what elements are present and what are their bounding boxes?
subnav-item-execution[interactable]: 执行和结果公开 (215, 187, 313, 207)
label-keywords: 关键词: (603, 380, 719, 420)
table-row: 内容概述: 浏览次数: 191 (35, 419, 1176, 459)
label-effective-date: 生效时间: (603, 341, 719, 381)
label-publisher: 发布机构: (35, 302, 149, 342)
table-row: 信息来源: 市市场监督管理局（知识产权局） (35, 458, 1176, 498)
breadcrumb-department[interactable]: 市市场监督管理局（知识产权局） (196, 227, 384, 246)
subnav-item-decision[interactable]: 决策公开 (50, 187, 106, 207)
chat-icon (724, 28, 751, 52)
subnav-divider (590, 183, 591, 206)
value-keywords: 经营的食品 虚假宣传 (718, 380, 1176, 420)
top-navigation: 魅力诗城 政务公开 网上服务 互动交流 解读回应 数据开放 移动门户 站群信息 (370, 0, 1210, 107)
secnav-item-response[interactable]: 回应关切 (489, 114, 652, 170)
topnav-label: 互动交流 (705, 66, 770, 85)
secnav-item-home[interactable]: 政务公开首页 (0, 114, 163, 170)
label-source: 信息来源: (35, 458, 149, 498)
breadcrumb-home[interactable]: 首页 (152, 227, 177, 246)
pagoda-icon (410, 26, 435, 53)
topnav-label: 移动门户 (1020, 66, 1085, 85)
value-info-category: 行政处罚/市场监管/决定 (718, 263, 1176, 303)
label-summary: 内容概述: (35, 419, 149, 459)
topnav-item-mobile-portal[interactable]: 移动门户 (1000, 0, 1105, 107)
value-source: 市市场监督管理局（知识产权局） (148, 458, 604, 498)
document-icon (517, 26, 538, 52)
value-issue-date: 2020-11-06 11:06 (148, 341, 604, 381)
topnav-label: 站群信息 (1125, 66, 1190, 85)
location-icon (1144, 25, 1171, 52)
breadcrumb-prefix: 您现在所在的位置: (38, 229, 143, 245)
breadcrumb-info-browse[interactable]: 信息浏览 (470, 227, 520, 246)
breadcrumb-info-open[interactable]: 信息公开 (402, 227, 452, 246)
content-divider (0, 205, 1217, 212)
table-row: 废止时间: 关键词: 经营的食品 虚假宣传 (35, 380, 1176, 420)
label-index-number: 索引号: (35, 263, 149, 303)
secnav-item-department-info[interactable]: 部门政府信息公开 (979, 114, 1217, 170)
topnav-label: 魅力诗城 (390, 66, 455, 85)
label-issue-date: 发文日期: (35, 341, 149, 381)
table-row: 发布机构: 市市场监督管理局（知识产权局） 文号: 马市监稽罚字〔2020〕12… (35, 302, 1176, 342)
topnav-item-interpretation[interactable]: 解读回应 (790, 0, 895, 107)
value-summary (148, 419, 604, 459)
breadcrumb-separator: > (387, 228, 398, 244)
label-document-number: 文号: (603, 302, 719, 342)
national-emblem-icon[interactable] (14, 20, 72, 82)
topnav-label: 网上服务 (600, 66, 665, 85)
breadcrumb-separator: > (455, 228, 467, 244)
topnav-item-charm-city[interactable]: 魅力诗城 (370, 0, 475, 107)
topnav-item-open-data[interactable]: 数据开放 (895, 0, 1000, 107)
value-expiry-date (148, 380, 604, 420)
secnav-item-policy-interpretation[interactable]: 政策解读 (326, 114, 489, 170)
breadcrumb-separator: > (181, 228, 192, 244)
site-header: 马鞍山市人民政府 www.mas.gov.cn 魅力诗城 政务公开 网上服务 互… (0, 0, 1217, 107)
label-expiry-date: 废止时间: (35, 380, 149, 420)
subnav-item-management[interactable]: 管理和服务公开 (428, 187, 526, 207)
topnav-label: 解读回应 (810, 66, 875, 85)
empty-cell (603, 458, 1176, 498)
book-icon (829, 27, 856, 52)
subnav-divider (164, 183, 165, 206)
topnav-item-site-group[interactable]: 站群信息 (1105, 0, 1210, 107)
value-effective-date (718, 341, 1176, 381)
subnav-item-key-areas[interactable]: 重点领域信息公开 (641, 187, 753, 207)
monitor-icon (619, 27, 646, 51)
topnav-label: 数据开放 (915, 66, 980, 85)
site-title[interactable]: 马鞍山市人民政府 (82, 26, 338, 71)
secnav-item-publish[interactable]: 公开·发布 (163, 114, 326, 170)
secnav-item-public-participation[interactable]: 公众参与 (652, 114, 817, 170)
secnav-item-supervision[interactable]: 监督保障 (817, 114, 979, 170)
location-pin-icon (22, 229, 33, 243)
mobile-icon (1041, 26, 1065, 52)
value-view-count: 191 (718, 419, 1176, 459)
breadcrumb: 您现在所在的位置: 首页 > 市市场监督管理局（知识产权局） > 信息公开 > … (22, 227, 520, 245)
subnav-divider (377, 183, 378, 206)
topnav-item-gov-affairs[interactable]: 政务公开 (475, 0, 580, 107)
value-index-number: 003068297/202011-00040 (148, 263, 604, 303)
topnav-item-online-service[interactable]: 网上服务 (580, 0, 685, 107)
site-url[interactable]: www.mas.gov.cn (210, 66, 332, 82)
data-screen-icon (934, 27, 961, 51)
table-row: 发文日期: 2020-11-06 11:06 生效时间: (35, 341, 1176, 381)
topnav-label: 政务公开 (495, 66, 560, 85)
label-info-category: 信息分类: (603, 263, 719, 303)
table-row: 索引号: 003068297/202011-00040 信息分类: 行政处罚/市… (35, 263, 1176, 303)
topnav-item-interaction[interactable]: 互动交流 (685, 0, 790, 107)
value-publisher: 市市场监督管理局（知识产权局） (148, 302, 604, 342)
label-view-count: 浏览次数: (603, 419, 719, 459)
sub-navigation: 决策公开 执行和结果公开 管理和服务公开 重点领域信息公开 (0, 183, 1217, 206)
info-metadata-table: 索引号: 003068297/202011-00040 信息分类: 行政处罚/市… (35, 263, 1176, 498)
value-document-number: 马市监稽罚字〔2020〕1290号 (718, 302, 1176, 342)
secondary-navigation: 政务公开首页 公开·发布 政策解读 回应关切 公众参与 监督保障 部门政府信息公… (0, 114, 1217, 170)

GESTELLTE AUFGABE. Stelle sämtliche Zeilen der obigen Daten als nummerierte Liste dar und lass Leerzeilen dabei weg.

ERGEBNIS DER ÜBUNG.
1. what elements are present and what are their bounding boxes?
2. subnav-item-execution[interactable]: 执行和结果公开 (215, 187, 313, 207)
3. label-keywords: 关键词: (603, 380, 719, 420)
4. table-row: 内容概述: 浏览次数: 191 (35, 419, 1176, 459)
5. label-effective-date: 生效时间: (603, 341, 719, 381)
6. label-publisher: 发布机构: (35, 302, 149, 342)
7. table-row: 信息来源: 市市场监督管理局（知识产权局） (35, 458, 1176, 498)
8. breadcrumb-department[interactable]: 市市场监督管理局（知识产权局） (196, 227, 384, 246)
9. subnav-item-decision[interactable]: 决策公开 (50, 187, 106, 207)
10. chat-icon (724, 28, 751, 52)
11. subnav-divider (590, 183, 591, 206)
12. value-keywords: 经营的食品 虚假宣传 (718, 380, 1176, 420)
13. top-navigation: 魅力诗城 政务公开 网上服务 互动交流 解读回应 数据开放 移动门户 站群信息 (370, 0, 1210, 107)
14. secnav-item-response[interactable]: 回应关切 (489, 114, 652, 170)
15. topnav-label: 互动交流 (705, 66, 770, 85)
16. secnav-item-home[interactable]: 政务公开首页 (0, 114, 163, 170)
17. label-source: 信息来源: (35, 458, 149, 498)
18. breadcrumb-home[interactable]: 首页 (152, 227, 177, 246)
19. pagoda-icon (410, 26, 435, 53)
20. topnav-label: 移动门户 (1020, 66, 1085, 85)
21. value-info-category: 行政处罚/市场监管/决定 (718, 263, 1176, 303)
22. label-summary: 内容概述: (35, 419, 149, 459)
23. topnav-item-mobile-portal[interactable]: 移动门户 (1000, 0, 1105, 107)
24. value-source: 市市场监督管理局（知识产权局） (148, 458, 604, 498)
25. document-icon (517, 26, 538, 52)
26. value-issue-date: 2020-11-06 11:06 (148, 341, 604, 381)
27. topnav-label: 站群信息 (1125, 66, 1190, 85)
28. location-icon (1144, 25, 1171, 52)
29. breadcrumb-prefix: 您现在所在的位置: (38, 229, 143, 245)
30. breadcrumb-info-browse[interactable]: 信息浏览 (470, 227, 520, 246)
31. breadcrumb-info-open[interactable]: 信息公开 (402, 227, 452, 246)
32. content-divider (0, 205, 1217, 212)
33. table-row: 废止时间: 关键词: 经营的食品 虚假宣传 (35, 380, 1176, 420)
34. label-index-number: 索引号: (35, 263, 149, 303)
35. secnav-item-department-info[interactable]: 部门政府信息公开 (979, 114, 1217, 170)
36. topnav-label: 魅力诗城 (390, 66, 455, 85)
37. label-issue-date: 发文日期: (35, 341, 149, 381)
38. table-row: 发布机构: 市市场监督管理局（知识产权局） 文号: 马市监稽罚字〔2020〕12… (35, 302, 1176, 342)
39. topnav-item-interpretation[interactable]: 解读回应 (790, 0, 895, 107)
40. value-summary (148, 419, 604, 459)
41. breadcrumb-separator: > (387, 228, 398, 244)
42. label-document-number: 文号: (603, 302, 719, 342)
43. national-emblem-icon[interactable] (14, 20, 72, 82)
44. topnav-label: 网上服务 (600, 66, 665, 85)
45. breadcrumb-separator: > (455, 228, 467, 244)
46. topnav-item-charm-city[interactable]: 魅力诗城 (370, 0, 475, 107)
47. topnav-item-open-data[interactable]: 数据开放 (895, 0, 1000, 107)
48. value-expiry-date (148, 380, 604, 420)
49. secnav-item-policy-interpretation[interactable]: 政策解读 (326, 114, 489, 170)
50. breadcrumb-separator: > (181, 228, 192, 244)
51. site-header: 马鞍山市人民政府 www.mas.gov.cn 魅力诗城 政务公开 网上服务 互… (0, 0, 1217, 107)
52. label-expiry-date: 废止时间: (35, 380, 149, 420)
53. subnav-item-management[interactable]: 管理和服务公开 (428, 187, 526, 207)
54. topnav-label: 解读回应 (810, 66, 875, 85)
55. empty-cell (603, 458, 1176, 498)
56. book-icon (829, 27, 856, 52)
57. subnav-divider (164, 183, 165, 206)
58. topnav-item-site-group[interactable]: 站群信息 (1105, 0, 1210, 107)
59. value-effective-date (718, 341, 1176, 381)
60. subnav-item-key-areas[interactable]: 重点领域信息公开 (641, 187, 753, 207)
61. monitor-icon (619, 27, 646, 51)
62. topnav-label: 数据开放 (915, 66, 980, 85)
63. site-title[interactable]: 马鞍山市人民政府 (82, 26, 338, 71)
64. secnav-item-publish[interactable]: 公开·发布 (163, 114, 326, 170)
65. secnav-item-public-participation[interactable]: 公众参与 (652, 114, 817, 170)
66. secnav-item-supervision[interactable]: 监督保障 (817, 114, 979, 170)
67. location-pin-icon (22, 229, 33, 243)
68. mobile-icon (1041, 26, 1065, 52)
69. value-view-count: 191 (718, 419, 1176, 459)
70. breadcrumb: 您现在所在的位置: 首页 > 市市场监督管理局（知识产权局） > 信息公开 > … (22, 227, 520, 245)
71. subnav-divider (377, 183, 378, 206)
72. topnav-item-gov-affairs[interactable]: 政务公开 (475, 0, 580, 107)
73. value-index-number: 003068297/202011-00040 (148, 263, 604, 303)
74. topnav-item-online-service[interactable]: 网上服务 (580, 0, 685, 107)
75. site-url[interactable]: www.mas.gov.cn (210, 66, 332, 82)
76. data-screen-icon (934, 27, 961, 51)
77. table-row: 发文日期: 2020-11-06 11:06 生效时间: (35, 341, 1176, 381)
78. topnav-label: 政务公开 (495, 66, 560, 85)
79. label-info-category: 信息分类: (603, 263, 719, 303)
80. table-row: 索引号: 003068297/202011-00040 信息分类: 行政处罚/市… (35, 263, 1176, 303)
81. topnav-item-interaction[interactable]: 互动交流 (685, 0, 790, 107)
82. value-publisher: 市市场监督管理局（知识产权局） (148, 302, 604, 342)
83. label-view-count: 浏览次数: (603, 419, 719, 459)
84. sub-navigation: 决策公开 执行和结果公开 管理和服务公开 重点领域信息公开 (0, 183, 1217, 206)
85. info-metadata-table: 索引号: 003068297/202011-00040 信息分类: 行政处罚/市… (35, 263, 1176, 498)
86. value-document-number: 马市监稽罚字〔2020〕1290号 (718, 302, 1176, 342)
87. secondary-navigation: 政务公开首页 公开·发布 政策解读 回应关切 公众参与 监督保障 部门政府信息公… (0, 114, 1217, 170)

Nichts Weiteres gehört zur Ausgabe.